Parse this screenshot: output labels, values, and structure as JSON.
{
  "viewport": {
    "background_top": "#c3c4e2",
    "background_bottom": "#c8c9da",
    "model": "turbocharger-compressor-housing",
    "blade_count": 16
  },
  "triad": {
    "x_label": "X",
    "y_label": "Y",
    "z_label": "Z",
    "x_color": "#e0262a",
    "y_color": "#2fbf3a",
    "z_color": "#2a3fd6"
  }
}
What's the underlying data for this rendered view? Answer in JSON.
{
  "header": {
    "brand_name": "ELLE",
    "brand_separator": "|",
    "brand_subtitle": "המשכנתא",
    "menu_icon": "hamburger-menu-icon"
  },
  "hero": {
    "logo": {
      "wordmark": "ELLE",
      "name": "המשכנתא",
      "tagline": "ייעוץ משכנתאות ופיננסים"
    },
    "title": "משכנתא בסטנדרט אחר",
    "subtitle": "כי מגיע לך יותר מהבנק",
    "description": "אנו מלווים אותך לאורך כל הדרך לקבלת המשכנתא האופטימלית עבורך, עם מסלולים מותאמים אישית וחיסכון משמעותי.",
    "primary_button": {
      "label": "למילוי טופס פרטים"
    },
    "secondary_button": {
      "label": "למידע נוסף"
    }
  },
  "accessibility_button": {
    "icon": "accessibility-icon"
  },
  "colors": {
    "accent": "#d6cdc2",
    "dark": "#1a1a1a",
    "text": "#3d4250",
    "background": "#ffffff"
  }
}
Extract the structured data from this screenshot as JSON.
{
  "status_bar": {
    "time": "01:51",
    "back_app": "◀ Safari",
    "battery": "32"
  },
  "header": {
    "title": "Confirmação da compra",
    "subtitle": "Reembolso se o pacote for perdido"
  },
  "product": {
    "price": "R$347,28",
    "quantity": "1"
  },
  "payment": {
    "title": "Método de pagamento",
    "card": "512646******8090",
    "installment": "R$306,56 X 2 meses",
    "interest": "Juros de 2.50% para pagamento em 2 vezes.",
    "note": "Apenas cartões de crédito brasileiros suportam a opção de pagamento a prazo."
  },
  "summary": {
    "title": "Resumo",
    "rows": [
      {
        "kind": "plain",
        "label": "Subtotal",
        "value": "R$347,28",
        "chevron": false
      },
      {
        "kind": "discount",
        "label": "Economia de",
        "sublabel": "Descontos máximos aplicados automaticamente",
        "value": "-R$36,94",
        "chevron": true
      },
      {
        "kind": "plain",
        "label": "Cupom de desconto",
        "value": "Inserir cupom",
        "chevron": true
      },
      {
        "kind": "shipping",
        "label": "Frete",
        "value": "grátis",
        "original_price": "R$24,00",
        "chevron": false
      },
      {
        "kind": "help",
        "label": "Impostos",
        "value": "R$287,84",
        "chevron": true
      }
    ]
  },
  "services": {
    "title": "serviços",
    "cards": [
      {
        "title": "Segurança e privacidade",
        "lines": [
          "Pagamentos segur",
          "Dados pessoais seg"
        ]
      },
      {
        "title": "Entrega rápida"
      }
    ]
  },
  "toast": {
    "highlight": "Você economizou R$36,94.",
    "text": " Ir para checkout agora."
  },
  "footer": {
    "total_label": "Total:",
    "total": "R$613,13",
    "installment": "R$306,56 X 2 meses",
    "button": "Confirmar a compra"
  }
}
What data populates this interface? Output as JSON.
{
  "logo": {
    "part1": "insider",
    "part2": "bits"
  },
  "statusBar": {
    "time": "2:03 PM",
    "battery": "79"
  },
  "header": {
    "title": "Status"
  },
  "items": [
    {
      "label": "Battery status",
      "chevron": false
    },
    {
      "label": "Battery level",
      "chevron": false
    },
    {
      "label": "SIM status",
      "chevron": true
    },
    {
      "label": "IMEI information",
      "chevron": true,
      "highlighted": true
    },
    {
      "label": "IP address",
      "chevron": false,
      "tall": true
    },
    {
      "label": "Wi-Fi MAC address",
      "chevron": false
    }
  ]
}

• _Required work_
Pick out the lines containing the string "compra" and show them.

• _Problem solution_
    "title": "Confirmação da compra",
    "button": "Confirmar a compra"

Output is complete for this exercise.